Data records
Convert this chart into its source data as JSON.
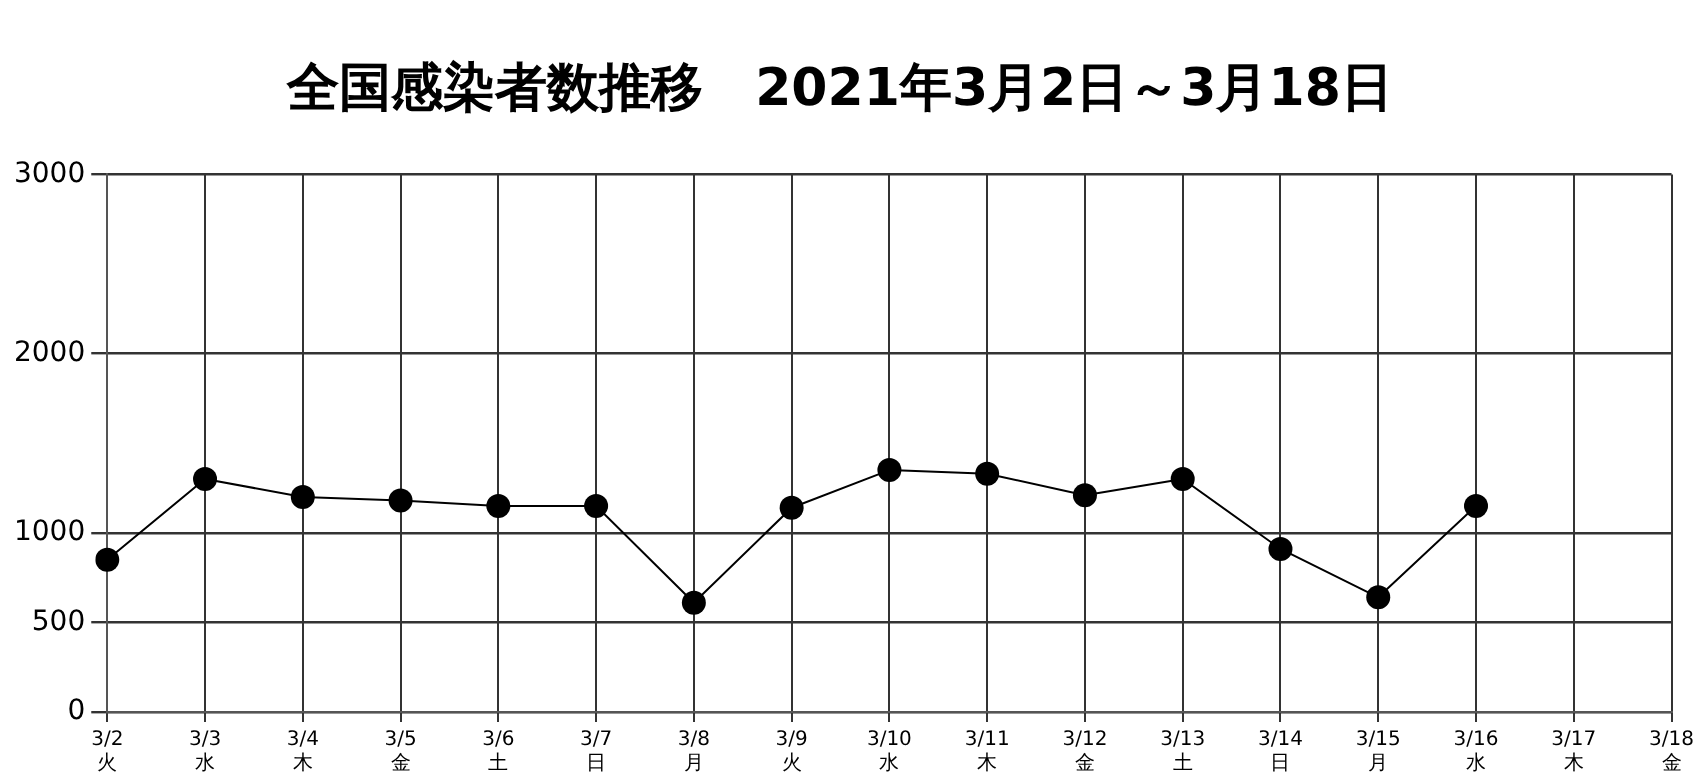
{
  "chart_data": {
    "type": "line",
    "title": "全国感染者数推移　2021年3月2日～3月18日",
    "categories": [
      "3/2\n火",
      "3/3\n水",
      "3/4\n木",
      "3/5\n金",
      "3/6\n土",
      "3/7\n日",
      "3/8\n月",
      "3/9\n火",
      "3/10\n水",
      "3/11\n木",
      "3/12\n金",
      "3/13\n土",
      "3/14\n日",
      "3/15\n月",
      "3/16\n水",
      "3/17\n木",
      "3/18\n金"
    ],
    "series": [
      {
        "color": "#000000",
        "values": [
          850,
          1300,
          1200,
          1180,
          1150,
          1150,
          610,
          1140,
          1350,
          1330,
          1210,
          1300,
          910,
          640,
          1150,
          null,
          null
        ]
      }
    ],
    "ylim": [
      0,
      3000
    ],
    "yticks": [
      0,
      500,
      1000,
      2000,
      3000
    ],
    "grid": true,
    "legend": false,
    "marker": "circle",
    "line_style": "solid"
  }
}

--

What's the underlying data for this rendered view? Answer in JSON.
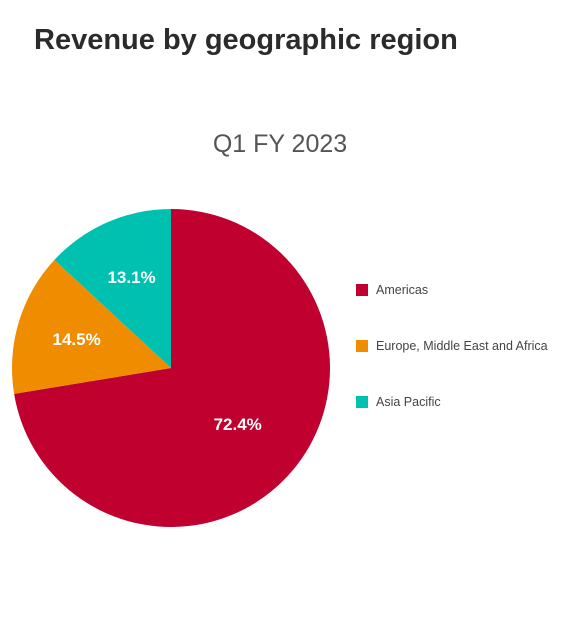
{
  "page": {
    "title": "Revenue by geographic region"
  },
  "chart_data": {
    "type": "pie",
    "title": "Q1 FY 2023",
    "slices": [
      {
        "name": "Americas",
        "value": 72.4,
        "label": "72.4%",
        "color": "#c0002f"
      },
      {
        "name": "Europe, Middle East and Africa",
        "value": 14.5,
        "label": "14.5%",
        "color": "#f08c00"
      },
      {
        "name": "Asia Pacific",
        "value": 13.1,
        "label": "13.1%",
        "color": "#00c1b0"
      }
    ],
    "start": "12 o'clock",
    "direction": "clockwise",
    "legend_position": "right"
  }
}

* What is expected *
In the entries above, find each line with the word "name" and show it.

* Reply *
        "name": "Americas",
        "name": "Europe, Middle East and Africa",
        "name": "Asia Pacific",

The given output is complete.